▶ [PÁGINA]:
Comentario al “Discurso de la servidumbre voluntaria” (E. de la Boétie)

Esclavo

“Cuando pienso en esa gente que halaga al tirano para aprovecharse de su tiranía y de la servidumbre del pueblo, me siento casi tan sorprendido por su maldad como compadecido por su estupidez.”

 

Para entender la dialéctica del amo y del esclavo en Hegel, que gozará de la mayor fortuna en la filosofía y en la política, de modo algo semejante al que “El príncipe” de Maquiavel o “El arte de la guerra” de Sun Tzu influyeron en la práctica de los gobernantes, es de lectura imprescindible el “Discurso de la servidumbre voluntaria”, escrito en el siglo XVI por Etienne de la Boétie a los dieciocho años. También es una valiente interpelación al pensamiento que permite replantear una y otra vez problemas absolutamente contemporáneos, tales como la violencia de género, la disolución de la democracia y del “estado de bienestar”, el racismo y demás fobias sociales, el colonialismo corporativo.

Aunque no siempre es fácil asumir que en la raíz de estos problemas hay otros que no vienen “de arriba” sino que implican los discursos más o menos públicos y las fantasías casi siempre inconfesables de cada uno, el texto de Etienne puede proporcionar un cierto espacio a partir del cual percibir que, bajo formas de dominación sexual y racial, política y financiera, también encontramos objetos indeseables porque, hasta cierto punto, nos pertenecen o, en muchos casos, somos cómplices de ellos: la sumisión al menos aparentemente voluntaria de muchas mujeres, las supuestas ventajas del trabajo asalariado, las fantasías políticas y sexuales de dominación y sumisión, la aceptación del nuevo colonialismo como forma de preservar las desigualdades globales a nivel del consumo, la naturalización de la crisis, del paro y de la precaridad laboral. El engranaje de la servidumbre parece funcionar de maravilla. Pero ¿por qué?

▶ [CONSIGNAS DE TRABAJO]:
[a] Responde brevemente estas preguntas sobre el comentario:
(i) ¿A qué edad escribió Etienne de la Boétie el "Discurso de la servidumbre voluntaria"?
(ii) En la cita inicial, ¿de qué se declara sorprendido quien habla?
(iii) Según el comentario, ¿qué parece funcionar de maravilla?
[b] Extrae del comentario, sin cambios, el fragmento que comienza con "Para entender la" y continúa hasta "el colonialismo corporativo.".

▶ [REGISTROS SIN PROCESAR]:
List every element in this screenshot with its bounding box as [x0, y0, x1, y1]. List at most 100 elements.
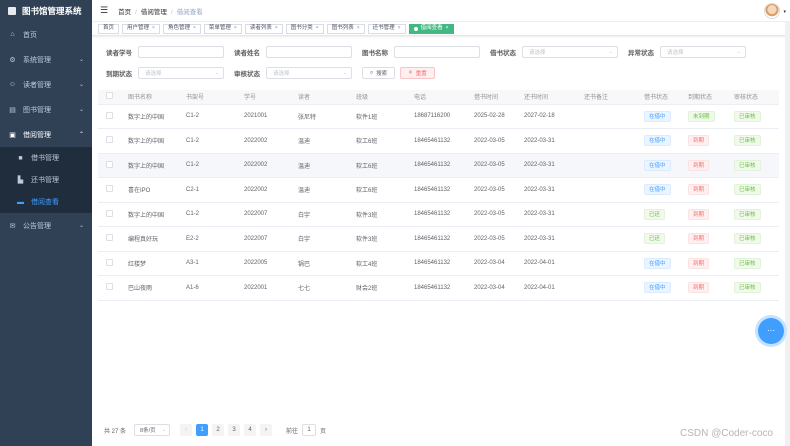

* * *

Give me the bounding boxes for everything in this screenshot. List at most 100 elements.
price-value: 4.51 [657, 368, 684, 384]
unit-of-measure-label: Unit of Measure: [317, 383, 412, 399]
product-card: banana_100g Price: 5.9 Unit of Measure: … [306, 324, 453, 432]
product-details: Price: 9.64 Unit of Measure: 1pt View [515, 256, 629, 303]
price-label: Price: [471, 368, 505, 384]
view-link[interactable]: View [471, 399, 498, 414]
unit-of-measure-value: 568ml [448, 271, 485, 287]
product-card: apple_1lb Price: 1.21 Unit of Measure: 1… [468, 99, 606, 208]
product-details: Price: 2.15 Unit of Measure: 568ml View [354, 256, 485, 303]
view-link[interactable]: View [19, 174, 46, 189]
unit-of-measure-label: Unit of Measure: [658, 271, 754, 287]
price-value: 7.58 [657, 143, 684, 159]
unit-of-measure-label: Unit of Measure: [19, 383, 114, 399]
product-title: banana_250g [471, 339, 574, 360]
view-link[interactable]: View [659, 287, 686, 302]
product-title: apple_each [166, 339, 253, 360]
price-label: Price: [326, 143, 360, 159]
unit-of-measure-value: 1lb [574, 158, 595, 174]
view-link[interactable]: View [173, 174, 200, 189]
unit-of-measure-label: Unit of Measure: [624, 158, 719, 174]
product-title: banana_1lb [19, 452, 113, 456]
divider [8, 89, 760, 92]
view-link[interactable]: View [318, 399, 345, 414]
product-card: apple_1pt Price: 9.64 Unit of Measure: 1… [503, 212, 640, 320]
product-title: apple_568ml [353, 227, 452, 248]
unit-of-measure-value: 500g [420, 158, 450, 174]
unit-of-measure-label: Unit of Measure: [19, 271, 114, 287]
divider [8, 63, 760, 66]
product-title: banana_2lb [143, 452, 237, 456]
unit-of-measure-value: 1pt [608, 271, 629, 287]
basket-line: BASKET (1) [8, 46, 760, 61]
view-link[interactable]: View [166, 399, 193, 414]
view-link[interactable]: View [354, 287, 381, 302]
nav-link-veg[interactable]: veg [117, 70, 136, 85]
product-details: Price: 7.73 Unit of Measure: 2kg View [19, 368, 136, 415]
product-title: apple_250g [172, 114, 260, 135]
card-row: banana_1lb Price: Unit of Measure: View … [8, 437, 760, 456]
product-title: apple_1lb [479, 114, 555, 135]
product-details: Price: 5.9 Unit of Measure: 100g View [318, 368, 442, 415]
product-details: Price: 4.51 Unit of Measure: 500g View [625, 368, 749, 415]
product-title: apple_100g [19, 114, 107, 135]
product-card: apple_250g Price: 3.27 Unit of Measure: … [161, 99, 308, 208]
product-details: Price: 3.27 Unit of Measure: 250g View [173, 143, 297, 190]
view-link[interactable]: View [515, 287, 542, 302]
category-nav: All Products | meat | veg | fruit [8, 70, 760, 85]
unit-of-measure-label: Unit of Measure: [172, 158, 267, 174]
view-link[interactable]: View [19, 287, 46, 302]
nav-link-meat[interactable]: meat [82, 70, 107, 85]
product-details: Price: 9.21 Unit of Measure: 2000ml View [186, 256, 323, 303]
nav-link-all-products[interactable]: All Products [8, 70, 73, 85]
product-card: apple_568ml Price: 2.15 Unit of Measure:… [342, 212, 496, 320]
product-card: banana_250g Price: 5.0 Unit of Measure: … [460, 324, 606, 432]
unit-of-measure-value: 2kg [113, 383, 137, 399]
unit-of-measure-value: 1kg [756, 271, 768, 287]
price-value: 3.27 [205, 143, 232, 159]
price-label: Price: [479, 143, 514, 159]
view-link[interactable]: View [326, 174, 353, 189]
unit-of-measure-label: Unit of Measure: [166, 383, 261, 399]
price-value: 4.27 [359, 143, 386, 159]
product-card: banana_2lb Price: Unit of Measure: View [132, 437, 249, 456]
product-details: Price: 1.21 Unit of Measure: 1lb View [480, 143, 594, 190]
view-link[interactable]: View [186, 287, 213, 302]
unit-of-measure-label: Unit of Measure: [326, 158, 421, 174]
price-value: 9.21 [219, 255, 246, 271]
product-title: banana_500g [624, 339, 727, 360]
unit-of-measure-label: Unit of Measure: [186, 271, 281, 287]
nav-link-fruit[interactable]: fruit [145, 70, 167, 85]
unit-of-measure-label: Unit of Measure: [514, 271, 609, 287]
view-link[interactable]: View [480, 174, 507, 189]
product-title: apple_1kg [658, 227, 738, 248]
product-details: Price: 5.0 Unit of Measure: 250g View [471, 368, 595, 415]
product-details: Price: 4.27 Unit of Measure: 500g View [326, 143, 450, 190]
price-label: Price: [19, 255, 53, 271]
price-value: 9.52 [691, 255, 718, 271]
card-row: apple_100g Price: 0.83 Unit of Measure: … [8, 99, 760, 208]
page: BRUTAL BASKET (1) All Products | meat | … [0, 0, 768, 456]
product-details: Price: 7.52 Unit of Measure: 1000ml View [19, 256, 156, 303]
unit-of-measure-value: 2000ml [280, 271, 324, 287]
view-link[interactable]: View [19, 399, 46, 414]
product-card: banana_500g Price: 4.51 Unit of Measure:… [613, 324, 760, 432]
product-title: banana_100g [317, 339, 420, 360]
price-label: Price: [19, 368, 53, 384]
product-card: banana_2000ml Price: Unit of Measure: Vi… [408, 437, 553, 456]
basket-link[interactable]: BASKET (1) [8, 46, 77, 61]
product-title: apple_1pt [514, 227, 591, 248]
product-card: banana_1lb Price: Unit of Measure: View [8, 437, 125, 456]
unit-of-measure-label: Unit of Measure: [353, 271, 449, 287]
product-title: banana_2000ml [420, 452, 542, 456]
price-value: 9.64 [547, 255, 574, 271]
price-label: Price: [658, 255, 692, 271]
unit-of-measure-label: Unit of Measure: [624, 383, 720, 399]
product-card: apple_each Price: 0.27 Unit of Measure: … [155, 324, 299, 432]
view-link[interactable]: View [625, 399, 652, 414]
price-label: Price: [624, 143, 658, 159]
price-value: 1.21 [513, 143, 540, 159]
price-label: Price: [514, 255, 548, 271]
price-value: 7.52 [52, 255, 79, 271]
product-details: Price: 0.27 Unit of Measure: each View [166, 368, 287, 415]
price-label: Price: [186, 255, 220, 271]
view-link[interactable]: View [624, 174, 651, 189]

▶ [PROBLEMAS RESUELTOS]:
[a]
(i) A los dieciocho años.
(ii) De la maldad de esa gente que halaga al tirano.
(iii) El engranaje de la servidumbre.

[b]
Para entender la dialéctica del amo y del esclavo en Hegel, que gozará de la mayor fortuna en la filosofía y en la política, de modo algo semejante al que “El príncipe” de Maquiavel o “El arte de la guerra” de Sun Tzu influyeron en la práctica de los gobernantes, es de lectura imprescindible el “Discurso de la servidumbre voluntaria”, escrito en el siglo XVI por Etienne de la Boétie a los dieciocho años. También es una valiente interpelación al pensamiento que permite replantear una y otra vez problemas absolutamente contemporáneos, tales como la violencia de género, la disolución de la democracia y del “estado de bienestar”, el racismo y demás fobias sociales, el colonialismo corporativo.